#### PROVIDED RECORDS ####

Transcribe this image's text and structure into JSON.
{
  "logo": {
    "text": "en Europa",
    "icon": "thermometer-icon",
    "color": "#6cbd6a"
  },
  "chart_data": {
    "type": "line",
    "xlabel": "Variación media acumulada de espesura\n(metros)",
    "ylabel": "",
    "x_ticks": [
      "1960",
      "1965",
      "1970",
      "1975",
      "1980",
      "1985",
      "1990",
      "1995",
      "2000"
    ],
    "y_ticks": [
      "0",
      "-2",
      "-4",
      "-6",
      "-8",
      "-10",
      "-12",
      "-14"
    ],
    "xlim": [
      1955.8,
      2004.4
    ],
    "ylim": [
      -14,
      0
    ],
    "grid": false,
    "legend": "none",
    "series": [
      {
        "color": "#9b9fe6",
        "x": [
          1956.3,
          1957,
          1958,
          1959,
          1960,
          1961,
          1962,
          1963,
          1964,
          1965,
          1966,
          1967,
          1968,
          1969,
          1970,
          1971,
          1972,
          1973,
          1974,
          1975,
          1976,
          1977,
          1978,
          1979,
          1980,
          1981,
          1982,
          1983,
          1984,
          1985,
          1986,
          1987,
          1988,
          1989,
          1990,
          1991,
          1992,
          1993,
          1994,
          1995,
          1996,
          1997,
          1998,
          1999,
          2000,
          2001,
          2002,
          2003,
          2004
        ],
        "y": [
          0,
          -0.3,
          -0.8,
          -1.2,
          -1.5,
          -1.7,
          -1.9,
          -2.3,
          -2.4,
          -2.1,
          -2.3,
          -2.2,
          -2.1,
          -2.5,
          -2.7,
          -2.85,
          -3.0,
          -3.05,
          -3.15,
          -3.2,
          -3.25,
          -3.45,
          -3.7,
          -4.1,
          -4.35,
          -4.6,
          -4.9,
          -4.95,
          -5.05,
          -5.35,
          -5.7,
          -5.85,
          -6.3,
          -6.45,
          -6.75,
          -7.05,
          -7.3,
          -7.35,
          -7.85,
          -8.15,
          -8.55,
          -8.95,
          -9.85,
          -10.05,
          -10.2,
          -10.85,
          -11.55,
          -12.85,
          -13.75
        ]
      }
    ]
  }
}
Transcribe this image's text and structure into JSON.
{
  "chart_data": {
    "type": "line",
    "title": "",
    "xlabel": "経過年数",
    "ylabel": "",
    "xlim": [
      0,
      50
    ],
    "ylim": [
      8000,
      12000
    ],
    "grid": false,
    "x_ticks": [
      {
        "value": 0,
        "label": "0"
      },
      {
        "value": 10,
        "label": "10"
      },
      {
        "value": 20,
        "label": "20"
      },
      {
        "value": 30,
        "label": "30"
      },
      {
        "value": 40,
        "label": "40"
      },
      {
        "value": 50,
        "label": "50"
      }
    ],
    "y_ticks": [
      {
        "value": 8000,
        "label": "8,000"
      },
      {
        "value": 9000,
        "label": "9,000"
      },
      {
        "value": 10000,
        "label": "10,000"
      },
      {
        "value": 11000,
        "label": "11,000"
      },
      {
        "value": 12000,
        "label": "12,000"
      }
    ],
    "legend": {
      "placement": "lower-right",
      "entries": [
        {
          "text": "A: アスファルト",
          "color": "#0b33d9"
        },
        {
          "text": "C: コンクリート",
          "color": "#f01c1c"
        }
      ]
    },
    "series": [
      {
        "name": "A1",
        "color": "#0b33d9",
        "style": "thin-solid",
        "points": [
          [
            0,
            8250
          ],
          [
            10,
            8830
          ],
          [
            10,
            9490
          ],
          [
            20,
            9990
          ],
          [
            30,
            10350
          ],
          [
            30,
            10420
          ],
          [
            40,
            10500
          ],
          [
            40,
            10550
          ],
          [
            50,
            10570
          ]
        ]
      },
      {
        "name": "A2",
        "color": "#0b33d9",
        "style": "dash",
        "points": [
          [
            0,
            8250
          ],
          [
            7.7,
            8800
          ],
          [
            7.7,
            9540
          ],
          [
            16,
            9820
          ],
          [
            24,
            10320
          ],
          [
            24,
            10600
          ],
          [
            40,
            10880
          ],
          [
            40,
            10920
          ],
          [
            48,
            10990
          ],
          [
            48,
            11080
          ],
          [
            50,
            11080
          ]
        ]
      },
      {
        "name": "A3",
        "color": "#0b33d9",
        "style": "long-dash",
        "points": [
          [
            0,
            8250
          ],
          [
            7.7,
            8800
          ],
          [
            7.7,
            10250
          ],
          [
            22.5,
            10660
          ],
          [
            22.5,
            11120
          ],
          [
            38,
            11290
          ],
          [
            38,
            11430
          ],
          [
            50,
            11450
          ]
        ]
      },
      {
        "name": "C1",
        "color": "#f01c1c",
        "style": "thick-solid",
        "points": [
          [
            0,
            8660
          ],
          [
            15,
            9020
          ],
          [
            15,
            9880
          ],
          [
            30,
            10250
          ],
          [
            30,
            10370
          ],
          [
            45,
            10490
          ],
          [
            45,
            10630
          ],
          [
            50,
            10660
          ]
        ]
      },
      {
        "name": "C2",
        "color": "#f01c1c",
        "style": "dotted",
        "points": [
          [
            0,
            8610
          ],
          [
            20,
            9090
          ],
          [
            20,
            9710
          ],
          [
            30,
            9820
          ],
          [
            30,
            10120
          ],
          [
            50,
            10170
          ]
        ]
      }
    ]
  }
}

####

### TASK BRIEF
Restate the whole listing exactly, leaving out nothing.

### EXPECTED OUTPUT
Transcribe this image's text and structure into JSON.
{
  "logo": {
    "text": "en Europa",
    "icon": "thermometer-icon",
    "color": "#6cbd6a"
  },
  "chart_data": {
    "type": "line",
    "xlabel": "Variación media acumulada de espesura\n(metros)",
    "ylabel": "",
    "x_ticks": [
      "1960",
      "1965",
      "1970",
      "1975",
      "1980",
      "1985",
      "1990",
      "1995",
      "2000"
    ],
    "y_ticks": [
      "0",
      "-2",
      "-4",
      "-6",
      "-8",
      "-10",
      "-12",
      "-14"
    ],
    "xlim": [
      1955.8,
      2004.4
    ],
    "ylim": [
      -14,
      0
    ],
    "grid": false,
    "legend": "none",
    "series": [
      {
        "color": "#9b9fe6",
        "x": [
          1956.3,
          1957,
          1958,
          1959,
          1960,
          1961,
          1962,
          1963,
          1964,
          1965,
          1966,
          1967,
          1968,
          1969,
          1970,
          1971,
          1972,
          1973,
          1974,
          1975,
          1976,
          1977,
          1978,
          1979,
          1980,
          1981,
          1982,
          1983,
          1984,
          1985,
          1986,
          1987,
          1988,
          1989,
          1990,
          1991,
          1992,
          1993,
          1994,
          1995,
          1996,
          1997,
          1998,
          1999,
          2000,
          2001,
          2002,
          2003,
          2004
        ],
        "y": [
          0,
          -0.3,
          -0.8,
          -1.2,
          -1.5,
          -1.7,
          -1.9,
          -2.3,
          -2.4,
          -2.1,
          -2.3,
          -2.2,
          -2.1,
          -2.5,
          -2.7,
          -2.85,
          -3.0,
          -3.05,
          -3.15,
          -3.2,
          -3.25,
          -3.45,
          -3.7,
          -4.1,
          -4.35,
          -4.6,
          -4.9,
          -4.95,
          -5.05,
          -5.35,
          -5.7,
          -5.85,
          -6.3,
          -6.45,
          -6.75,
          -7.05,
          -7.3,
          -7.35,
          -7.85,
          -8.15,
          -8.55,
          -8.95,
          -9.85,
          -10.05,
          -10.2,
          -10.85,
          -11.55,
          -12.85,
          -13.75
        ]
      }
    ]
  }
}
Transcribe this image's text and structure into JSON.
{
  "chart_data": {
    "type": "line",
    "title": "",
    "xlabel": "経過年数",
    "ylabel": "",
    "xlim": [
      0,
      50
    ],
    "ylim": [
      8000,
      12000
    ],
    "grid": false,
    "x_ticks": [
      {
        "value": 0,
        "label": "0"
      },
      {
        "value": 10,
        "label": "10"
      },
      {
        "value": 20,
        "label": "20"
      },
      {
        "value": 30,
        "label": "30"
      },
      {
        "value": 40,
        "label": "40"
      },
      {
        "value": 50,
        "label": "50"
      }
    ],
    "y_ticks": [
      {
        "value": 8000,
        "label": "8,000"
      },
      {
        "value": 9000,
        "label": "9,000"
      },
      {
        "value": 10000,
        "label": "10,000"
      },
      {
        "value": 11000,
        "label": "11,000"
      },
      {
        "value": 12000,
        "label": "12,000"
      }
    ],
    "legend": {
      "placement": "lower-right",
      "entries": [
        {
          "text": "A: アスファルト",
          "color": "#0b33d9"
        },
        {
          "text": "C: コンクリート",
          "color": "#f01c1c"
        }
      ]
    },
    "series": [
      {
        "name": "A1",
        "color": "#0b33d9",
        "style": "thin-solid",
        "points": [
          [
            0,
            8250
          ],
          [
            10,
            8830
          ],
          [
            10,
            9490
          ],
          [
            20,
            9990
          ],
          [
            30,
            10350
          ],
          [
            30,
            10420
          ],
          [
            40,
            10500
          ],
          [
            40,
            10550
          ],
          [
            50,
            10570
          ]
        ]
      },
      {
        "name": "A2",
        "color": "#0b33d9",
        "style": "dash",
        "points": [
          [
            0,
            8250
          ],
          [
            7.7,
            8800
          ],
          [
            7.7,
            9540
          ],
          [
            16,
            9820
          ],
          [
            24,
            10320
          ],
          [
            24,
            10600
          ],
          [
            40,
            10880
          ],
          [
            40,
            10920
          ],
          [
            48,
            10990
          ],
          [
            48,
            11080
          ],
          [
            50,
            11080
          ]
        ]
      },
      {
        "name": "A3",
        "color": "#0b33d9",
        "style": "long-dash",
        "points": [
          [
            0,
            8250
          ],
          [
            7.7,
            8800
          ],
          [
            7.7,
            10250
          ],
          [
            22.5,
            10660
          ],
          [
            22.5,
            11120
          ],
          [
            38,
            11290
          ],
          [
            38,
            11430
          ],
          [
            50,
            11450
          ]
        ]
      },
      {
        "name": "C1",
        "color": "#f01c1c",
        "style": "thick-solid",
        "points": [
          [
            0,
            8660
          ],
          [
            15,
            9020
          ],
          [
            15,
            9880
          ],
          [
            30,
            10250
          ],
          [
            30,
            10370
          ],
          [
            45,
            10490
          ],
          [
            45,
            10630
          ],
          [
            50,
            10660
          ]
        ]
      },
      {
        "name": "C2",
        "color": "#f01c1c",
        "style": "dotted",
        "points": [
          [
            0,
            8610
          ],
          [
            20,
            9090
          ],
          [
            20,
            9710
          ],
          [
            30,
            9820
          ],
          [
            30,
            10120
          ],
          [
            50,
            10170
          ]
        ]
      }
    ]
  }
}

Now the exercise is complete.